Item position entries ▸
====

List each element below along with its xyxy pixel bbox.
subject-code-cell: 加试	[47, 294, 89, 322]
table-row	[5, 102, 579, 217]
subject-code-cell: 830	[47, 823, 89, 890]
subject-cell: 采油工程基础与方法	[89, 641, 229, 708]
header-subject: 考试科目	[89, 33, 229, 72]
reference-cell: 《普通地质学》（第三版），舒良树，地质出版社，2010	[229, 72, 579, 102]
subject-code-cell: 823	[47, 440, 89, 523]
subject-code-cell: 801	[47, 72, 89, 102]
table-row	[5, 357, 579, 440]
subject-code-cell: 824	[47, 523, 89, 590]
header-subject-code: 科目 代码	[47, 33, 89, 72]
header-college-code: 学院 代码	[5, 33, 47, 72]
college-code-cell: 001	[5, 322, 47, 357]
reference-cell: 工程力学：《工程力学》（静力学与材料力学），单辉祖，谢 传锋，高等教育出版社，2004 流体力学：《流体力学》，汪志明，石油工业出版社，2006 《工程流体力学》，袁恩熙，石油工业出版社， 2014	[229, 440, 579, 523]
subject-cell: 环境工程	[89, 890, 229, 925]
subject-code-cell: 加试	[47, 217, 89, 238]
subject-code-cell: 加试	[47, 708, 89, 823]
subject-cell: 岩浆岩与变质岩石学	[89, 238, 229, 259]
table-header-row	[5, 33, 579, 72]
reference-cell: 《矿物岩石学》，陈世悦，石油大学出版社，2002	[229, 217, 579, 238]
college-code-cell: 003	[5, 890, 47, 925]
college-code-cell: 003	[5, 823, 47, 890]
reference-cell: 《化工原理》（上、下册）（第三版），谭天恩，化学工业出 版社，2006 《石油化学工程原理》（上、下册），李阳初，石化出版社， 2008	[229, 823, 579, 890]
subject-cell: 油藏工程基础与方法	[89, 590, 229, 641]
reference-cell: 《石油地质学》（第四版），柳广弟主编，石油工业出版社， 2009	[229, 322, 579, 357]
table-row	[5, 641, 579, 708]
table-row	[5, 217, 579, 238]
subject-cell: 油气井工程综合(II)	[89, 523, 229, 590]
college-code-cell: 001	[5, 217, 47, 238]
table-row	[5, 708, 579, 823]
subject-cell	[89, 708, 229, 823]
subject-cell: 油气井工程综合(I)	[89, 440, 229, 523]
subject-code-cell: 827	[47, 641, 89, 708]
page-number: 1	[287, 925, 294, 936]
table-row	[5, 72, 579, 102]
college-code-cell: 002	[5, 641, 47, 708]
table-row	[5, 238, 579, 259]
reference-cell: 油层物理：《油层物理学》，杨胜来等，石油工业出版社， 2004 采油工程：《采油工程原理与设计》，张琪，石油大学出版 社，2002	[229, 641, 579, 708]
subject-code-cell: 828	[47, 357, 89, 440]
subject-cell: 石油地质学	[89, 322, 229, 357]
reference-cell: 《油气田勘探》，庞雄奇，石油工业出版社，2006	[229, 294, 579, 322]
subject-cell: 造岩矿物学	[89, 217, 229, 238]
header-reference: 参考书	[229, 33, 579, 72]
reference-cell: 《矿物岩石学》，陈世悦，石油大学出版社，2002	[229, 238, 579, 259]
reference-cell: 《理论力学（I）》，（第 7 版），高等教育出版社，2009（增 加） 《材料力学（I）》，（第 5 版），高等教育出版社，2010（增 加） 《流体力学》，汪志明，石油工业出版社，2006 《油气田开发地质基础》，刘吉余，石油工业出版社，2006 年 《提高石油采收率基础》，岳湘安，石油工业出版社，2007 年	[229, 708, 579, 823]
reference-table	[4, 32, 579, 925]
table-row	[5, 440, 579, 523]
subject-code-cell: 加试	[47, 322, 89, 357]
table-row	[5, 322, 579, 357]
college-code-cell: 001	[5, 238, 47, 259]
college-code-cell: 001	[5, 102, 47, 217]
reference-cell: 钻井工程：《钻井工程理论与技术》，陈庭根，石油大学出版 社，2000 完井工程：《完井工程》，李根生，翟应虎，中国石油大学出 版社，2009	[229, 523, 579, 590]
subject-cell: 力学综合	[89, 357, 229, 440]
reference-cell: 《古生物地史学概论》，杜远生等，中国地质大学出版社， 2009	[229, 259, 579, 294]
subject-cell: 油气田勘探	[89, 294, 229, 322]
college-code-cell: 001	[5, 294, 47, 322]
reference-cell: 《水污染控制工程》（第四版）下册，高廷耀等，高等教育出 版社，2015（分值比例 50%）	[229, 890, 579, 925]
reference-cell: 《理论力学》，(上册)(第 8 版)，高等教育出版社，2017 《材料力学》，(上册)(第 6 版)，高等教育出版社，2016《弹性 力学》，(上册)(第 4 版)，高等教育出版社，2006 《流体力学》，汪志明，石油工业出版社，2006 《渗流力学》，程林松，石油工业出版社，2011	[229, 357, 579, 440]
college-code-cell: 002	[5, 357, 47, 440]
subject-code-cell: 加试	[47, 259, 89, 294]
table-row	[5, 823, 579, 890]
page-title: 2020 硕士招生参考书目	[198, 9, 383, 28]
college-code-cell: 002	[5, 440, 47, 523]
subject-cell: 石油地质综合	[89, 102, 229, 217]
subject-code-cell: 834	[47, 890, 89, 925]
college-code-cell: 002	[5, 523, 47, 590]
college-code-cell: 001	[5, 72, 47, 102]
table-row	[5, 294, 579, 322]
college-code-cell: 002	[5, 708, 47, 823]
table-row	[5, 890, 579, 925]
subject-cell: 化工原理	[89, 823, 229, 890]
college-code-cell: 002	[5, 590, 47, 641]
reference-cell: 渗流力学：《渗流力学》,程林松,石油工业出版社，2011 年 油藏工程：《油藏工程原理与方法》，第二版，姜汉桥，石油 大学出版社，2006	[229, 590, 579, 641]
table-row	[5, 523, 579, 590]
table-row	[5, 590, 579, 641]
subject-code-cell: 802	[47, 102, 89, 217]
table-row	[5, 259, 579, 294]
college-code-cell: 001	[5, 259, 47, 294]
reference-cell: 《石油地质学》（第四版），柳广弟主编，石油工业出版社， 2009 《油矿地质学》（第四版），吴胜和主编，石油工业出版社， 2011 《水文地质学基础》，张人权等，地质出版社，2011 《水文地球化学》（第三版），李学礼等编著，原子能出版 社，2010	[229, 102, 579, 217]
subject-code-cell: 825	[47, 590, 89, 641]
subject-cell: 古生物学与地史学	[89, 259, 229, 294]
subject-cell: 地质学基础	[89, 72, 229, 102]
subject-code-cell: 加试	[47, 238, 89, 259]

====

WHAT YOU SHOULD DO ▸
Please copy every entry above line for line, changing nothing.

SOLUTION TO THIS EXERCISE ▸
List each element below along with its xyxy pixel bbox.
subject-code-cell: 加试	[47, 294, 89, 322]
table-row	[5, 102, 579, 217]
subject-code-cell: 830	[47, 823, 89, 890]
subject-cell: 采油工程基础与方法	[89, 641, 229, 708]
header-subject: 考试科目	[89, 33, 229, 72]
reference-cell: 《普通地质学》（第三版），舒良树，地质出版社，2010	[229, 72, 579, 102]
subject-code-cell: 823	[47, 440, 89, 523]
subject-code-cell: 801	[47, 72, 89, 102]
table-row	[5, 357, 579, 440]
subject-code-cell: 824	[47, 523, 89, 590]
header-subject-code: 科目 代码	[47, 33, 89, 72]
header-college-code: 学院 代码	[5, 33, 47, 72]
college-code-cell: 001	[5, 322, 47, 357]
reference-cell: 工程力学：《工程力学》（静力学与材料力学），单辉祖，谢 传锋，高等教育出版社，2004 流体力学：《流体力学》，汪志明，石油工业出版社，2006 《工程流体力学》，袁恩熙，石油工业出版社， 2014	[229, 440, 579, 523]
subject-cell: 环境工程	[89, 890, 229, 925]
subject-code-cell: 加试	[47, 217, 89, 238]
subject-code-cell: 加试	[47, 708, 89, 823]
subject-cell: 岩浆岩与变质岩石学	[89, 238, 229, 259]
table-header-row	[5, 33, 579, 72]
reference-cell: 《矿物岩石学》，陈世悦，石油大学出版社，2002	[229, 217, 579, 238]
college-code-cell: 003	[5, 890, 47, 925]
college-code-cell: 003	[5, 823, 47, 890]
reference-cell: 《化工原理》（上、下册）（第三版），谭天恩，化学工业出 版社，2006 《石油化学工程原理》（上、下册），李阳初，石化出版社， 2008	[229, 823, 579, 890]
subject-cell: 油藏工程基础与方法	[89, 590, 229, 641]
reference-cell: 《石油地质学》（第四版），柳广弟主编，石油工业出版社， 2009	[229, 322, 579, 357]
table-row	[5, 641, 579, 708]
table-row	[5, 217, 579, 238]
subject-cell: 油气井工程综合(II)	[89, 523, 229, 590]
college-code-cell: 001	[5, 217, 47, 238]
table-row	[5, 708, 579, 823]
subject-cell	[89, 708, 229, 823]
subject-cell: 油气井工程综合(I)	[89, 440, 229, 523]
subject-code-cell: 827	[47, 641, 89, 708]
page-number: 1	[287, 925, 294, 936]
table-row	[5, 72, 579, 102]
college-code-cell: 002	[5, 641, 47, 708]
table-row	[5, 238, 579, 259]
reference-cell: 油层物理：《油层物理学》，杨胜来等，石油工业出版社， 2004 采油工程：《采油工程原理与设计》，张琪，石油大学出版 社，2002	[229, 641, 579, 708]
subject-code-cell: 828	[47, 357, 89, 440]
subject-cell: 石油地质学	[89, 322, 229, 357]
reference-cell: 《油气田勘探》，庞雄奇，石油工业出版社，2006	[229, 294, 579, 322]
subject-cell: 造岩矿物学	[89, 217, 229, 238]
header-reference: 参考书	[229, 33, 579, 72]
reference-cell: 《矿物岩石学》，陈世悦，石油大学出版社，2002	[229, 238, 579, 259]
reference-cell: 《理论力学（I）》，（第 7 版），高等教育出版社，2009（增 加） 《材料力学（I）》，（第 5 版），高等教育出版社，2010（增 加） 《流体力学》，汪志明，石油工业出版社，2006 《油气田开发地质基础》，刘吉余，石油工业出版社，2006 年 《提高石油采收率基础》，岳湘安，石油工业出版社，2007 年	[229, 708, 579, 823]
reference-table	[4, 32, 579, 925]
table-row	[5, 440, 579, 523]
subject-code-cell: 加试	[47, 322, 89, 357]
table-row	[5, 322, 579, 357]
college-code-cell: 001	[5, 238, 47, 259]
college-code-cell: 001	[5, 102, 47, 217]
reference-cell: 钻井工程：《钻井工程理论与技术》，陈庭根，石油大学出版 社，2000 完井工程：《完井工程》，李根生，翟应虎，中国石油大学出 版社，2009	[229, 523, 579, 590]
subject-cell: 力学综合	[89, 357, 229, 440]
reference-cell: 《古生物地史学概论》，杜远生等，中国地质大学出版社， 2009	[229, 259, 579, 294]
subject-cell: 油气田勘探	[89, 294, 229, 322]
college-code-cell: 001	[5, 294, 47, 322]
reference-cell: 《水污染控制工程》（第四版）下册，高廷耀等，高等教育出 版社，2015（分值比例 50%）	[229, 890, 579, 925]
reference-cell: 《理论力学》，(上册)(第 8 版)，高等教育出版社，2017 《材料力学》，(上册)(第 6 版)，高等教育出版社，2016《弹性 力学》，(上册)(第 4 版)，高等教育出版社，2006 《流体力学》，汪志明，石油工业出版社，2006 《渗流力学》，程林松，石油工业出版社，2011	[229, 357, 579, 440]
college-code-cell: 002	[5, 357, 47, 440]
subject-code-cell: 加试	[47, 259, 89, 294]
table-row	[5, 823, 579, 890]
page-title: 2020 硕士招生参考书目	[198, 9, 383, 28]
college-code-cell: 002	[5, 440, 47, 523]
subject-cell: 石油地质综合	[89, 102, 229, 217]
subject-code-cell: 834	[47, 890, 89, 925]
college-code-cell: 002	[5, 523, 47, 590]
college-code-cell: 001	[5, 72, 47, 102]
table-row	[5, 294, 579, 322]
college-code-cell: 002	[5, 708, 47, 823]
table-row	[5, 890, 579, 925]
subject-cell: 化工原理	[89, 823, 229, 890]
college-code-cell: 002	[5, 590, 47, 641]
reference-cell: 渗流力学：《渗流力学》,程林松,石油工业出版社，2011 年 油藏工程：《油藏工程原理与方法》，第二版，姜汉桥，石油 大学出版社，2006	[229, 590, 579, 641]
table-row	[5, 523, 579, 590]
table-row	[5, 590, 579, 641]
subject-code-cell: 802	[47, 102, 89, 217]
table-row	[5, 259, 579, 294]
college-code-cell: 001	[5, 259, 47, 294]
reference-cell: 《石油地质学》（第四版），柳广弟主编，石油工业出版社， 2009 《油矿地质学》（第四版），吴胜和主编，石油工业出版社， 2011 《水文地质学基础》，张人权等，地质出版社，2011 《水文地球化学》（第三版），李学礼等编著，原子能出版 社，2010	[229, 102, 579, 217]
subject-code-cell: 825	[47, 590, 89, 641]
subject-cell: 古生物学与地史学	[89, 259, 229, 294]
subject-cell: 地质学基础	[89, 72, 229, 102]
subject-code-cell: 加试	[47, 238, 89, 259]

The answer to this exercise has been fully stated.